From the entries below, gather every line containing the string "chứng".

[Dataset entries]
· · · · · · ·
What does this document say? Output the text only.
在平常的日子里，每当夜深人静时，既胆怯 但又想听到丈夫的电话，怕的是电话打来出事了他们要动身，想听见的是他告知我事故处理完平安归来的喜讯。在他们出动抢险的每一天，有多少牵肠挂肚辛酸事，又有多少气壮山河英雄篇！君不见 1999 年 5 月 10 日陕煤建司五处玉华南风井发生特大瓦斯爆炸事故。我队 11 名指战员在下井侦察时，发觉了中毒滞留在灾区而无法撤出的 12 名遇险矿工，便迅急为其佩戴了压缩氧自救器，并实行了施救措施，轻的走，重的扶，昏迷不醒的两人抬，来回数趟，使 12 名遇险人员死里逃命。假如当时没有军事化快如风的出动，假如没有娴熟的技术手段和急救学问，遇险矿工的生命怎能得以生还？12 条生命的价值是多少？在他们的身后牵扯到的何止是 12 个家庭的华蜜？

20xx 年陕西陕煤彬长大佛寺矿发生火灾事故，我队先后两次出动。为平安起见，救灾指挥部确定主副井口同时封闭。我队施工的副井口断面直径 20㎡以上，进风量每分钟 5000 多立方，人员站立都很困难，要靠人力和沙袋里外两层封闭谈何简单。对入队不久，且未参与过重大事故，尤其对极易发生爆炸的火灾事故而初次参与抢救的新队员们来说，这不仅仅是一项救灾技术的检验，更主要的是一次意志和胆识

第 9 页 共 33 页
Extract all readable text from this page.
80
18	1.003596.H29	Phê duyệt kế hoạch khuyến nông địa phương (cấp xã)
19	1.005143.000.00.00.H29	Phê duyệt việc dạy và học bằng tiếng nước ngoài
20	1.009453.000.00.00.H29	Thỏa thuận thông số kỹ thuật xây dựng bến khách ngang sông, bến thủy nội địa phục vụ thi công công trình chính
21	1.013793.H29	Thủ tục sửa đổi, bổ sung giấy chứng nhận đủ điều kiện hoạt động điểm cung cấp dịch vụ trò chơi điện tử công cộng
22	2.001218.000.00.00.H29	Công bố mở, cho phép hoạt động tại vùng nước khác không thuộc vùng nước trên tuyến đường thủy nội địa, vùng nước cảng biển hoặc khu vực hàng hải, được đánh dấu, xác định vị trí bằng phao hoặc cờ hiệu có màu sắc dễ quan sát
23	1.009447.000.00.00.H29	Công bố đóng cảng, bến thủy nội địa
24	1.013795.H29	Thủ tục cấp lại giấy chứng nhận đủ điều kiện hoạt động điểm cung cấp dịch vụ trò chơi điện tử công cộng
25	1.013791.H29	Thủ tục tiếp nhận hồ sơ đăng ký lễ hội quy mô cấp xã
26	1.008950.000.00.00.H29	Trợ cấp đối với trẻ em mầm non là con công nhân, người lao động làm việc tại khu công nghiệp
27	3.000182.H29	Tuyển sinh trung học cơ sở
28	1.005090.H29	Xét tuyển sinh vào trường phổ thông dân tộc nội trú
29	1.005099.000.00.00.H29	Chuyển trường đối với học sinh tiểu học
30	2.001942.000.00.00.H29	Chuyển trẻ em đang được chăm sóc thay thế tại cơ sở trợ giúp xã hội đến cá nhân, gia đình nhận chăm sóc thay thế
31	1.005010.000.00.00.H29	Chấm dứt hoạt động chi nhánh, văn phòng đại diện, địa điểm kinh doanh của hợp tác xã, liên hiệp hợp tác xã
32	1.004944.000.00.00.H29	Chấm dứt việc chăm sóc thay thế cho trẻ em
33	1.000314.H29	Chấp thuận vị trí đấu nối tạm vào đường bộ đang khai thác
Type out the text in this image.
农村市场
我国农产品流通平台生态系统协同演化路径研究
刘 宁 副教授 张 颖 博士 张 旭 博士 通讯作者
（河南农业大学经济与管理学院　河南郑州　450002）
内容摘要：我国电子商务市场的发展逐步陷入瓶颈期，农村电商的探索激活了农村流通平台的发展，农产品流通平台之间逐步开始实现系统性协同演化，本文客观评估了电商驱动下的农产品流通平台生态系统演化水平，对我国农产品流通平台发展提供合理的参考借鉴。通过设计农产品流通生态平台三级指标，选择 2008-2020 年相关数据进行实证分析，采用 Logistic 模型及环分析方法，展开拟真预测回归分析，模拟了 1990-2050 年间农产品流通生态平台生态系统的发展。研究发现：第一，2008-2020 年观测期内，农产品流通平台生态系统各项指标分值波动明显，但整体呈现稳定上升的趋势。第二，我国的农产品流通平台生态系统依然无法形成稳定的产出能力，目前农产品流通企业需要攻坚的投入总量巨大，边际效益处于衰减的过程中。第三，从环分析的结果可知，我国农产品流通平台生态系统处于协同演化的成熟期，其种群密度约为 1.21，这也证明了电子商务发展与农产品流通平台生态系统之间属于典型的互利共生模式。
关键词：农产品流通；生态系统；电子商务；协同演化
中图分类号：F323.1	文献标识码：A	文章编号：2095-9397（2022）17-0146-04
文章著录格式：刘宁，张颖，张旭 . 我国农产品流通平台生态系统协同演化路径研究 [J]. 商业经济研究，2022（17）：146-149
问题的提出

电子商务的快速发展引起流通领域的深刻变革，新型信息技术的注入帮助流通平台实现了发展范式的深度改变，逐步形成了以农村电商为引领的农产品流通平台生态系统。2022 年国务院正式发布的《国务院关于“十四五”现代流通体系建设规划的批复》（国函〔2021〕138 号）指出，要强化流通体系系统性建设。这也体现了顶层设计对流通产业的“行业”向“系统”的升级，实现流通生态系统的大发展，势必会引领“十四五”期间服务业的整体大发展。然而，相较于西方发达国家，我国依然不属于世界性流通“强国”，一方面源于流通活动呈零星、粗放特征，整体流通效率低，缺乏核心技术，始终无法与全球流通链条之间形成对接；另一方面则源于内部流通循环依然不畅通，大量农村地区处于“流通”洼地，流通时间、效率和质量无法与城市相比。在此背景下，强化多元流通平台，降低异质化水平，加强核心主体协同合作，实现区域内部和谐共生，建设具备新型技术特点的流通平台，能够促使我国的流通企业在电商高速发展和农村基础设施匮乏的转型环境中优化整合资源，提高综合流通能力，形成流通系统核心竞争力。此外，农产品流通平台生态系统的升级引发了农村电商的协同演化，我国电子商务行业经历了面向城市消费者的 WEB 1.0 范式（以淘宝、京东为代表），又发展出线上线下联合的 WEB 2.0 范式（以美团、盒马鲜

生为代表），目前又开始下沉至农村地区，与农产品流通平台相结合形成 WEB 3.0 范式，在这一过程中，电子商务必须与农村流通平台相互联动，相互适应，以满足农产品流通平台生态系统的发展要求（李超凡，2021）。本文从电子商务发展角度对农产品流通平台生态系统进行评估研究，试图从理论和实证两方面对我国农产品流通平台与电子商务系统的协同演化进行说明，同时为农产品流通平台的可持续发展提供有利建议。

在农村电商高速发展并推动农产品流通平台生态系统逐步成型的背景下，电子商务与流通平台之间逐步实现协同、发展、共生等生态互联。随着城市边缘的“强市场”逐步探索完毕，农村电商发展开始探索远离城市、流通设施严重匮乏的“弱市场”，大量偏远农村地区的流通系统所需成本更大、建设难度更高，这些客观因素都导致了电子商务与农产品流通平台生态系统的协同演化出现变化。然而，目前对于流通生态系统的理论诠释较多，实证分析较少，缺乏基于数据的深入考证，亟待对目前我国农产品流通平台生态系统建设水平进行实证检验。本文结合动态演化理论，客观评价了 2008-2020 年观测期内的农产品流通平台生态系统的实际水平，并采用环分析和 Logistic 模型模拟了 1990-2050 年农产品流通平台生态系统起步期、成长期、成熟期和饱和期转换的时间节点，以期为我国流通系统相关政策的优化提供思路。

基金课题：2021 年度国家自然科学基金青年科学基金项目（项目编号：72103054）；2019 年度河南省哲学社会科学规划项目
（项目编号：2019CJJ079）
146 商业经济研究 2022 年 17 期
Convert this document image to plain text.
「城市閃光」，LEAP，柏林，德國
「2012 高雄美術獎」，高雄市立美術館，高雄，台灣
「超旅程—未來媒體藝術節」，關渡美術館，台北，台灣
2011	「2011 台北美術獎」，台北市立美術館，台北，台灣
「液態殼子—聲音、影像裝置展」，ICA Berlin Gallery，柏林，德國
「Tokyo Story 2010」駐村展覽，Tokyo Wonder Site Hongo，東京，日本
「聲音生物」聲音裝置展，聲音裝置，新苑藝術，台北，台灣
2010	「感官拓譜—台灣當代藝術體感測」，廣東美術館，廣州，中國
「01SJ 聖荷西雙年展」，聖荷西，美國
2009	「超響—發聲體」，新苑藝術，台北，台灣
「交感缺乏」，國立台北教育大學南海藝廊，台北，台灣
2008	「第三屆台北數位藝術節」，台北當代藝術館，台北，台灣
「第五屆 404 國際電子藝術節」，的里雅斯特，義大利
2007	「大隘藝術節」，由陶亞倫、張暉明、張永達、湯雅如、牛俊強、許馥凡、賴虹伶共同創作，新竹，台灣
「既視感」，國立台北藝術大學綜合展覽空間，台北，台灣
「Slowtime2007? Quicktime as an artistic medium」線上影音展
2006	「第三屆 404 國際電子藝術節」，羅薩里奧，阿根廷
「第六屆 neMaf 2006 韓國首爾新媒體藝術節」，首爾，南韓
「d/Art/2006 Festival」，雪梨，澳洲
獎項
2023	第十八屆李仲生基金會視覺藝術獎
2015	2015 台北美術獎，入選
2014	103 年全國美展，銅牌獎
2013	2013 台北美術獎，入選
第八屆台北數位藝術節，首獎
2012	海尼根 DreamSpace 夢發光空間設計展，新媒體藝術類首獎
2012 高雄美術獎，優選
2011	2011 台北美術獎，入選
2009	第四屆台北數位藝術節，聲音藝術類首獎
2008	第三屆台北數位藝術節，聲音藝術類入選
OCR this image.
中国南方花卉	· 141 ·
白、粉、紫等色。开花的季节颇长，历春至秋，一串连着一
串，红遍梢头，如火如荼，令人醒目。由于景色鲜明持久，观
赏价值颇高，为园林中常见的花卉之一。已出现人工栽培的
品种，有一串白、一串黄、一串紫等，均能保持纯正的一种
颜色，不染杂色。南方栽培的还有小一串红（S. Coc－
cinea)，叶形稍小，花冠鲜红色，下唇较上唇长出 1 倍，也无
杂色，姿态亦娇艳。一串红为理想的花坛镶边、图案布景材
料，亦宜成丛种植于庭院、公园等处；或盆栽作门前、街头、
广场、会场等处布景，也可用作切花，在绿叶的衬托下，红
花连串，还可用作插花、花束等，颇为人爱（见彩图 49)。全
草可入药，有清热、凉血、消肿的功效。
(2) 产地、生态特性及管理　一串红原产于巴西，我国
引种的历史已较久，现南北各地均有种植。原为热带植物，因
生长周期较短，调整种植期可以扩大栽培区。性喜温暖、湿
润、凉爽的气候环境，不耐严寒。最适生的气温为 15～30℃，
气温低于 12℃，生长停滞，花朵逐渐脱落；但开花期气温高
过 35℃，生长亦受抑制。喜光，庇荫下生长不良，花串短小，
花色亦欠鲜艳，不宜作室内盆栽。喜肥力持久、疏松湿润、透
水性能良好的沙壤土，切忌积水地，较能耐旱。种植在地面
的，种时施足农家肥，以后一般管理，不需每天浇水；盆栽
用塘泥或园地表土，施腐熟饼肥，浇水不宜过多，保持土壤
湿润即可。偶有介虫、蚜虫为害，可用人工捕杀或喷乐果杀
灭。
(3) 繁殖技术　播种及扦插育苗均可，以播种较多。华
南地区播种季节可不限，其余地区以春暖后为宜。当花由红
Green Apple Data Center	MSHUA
· · · · · · ·
» **Task answer**
21	1.013793.H29	Thủ tục sửa đổi, bổ sung giấy chứng nhận đủ điều kiện hoạt động điểm cung cấp dịch vụ trò chơi điện tử công cộng
24	1.013795.H29	Thủ tục cấp lại giấy chứng nhận đủ điều kiện hoạt động điểm cung cấp dịch vụ trò chơi điện tử công cộng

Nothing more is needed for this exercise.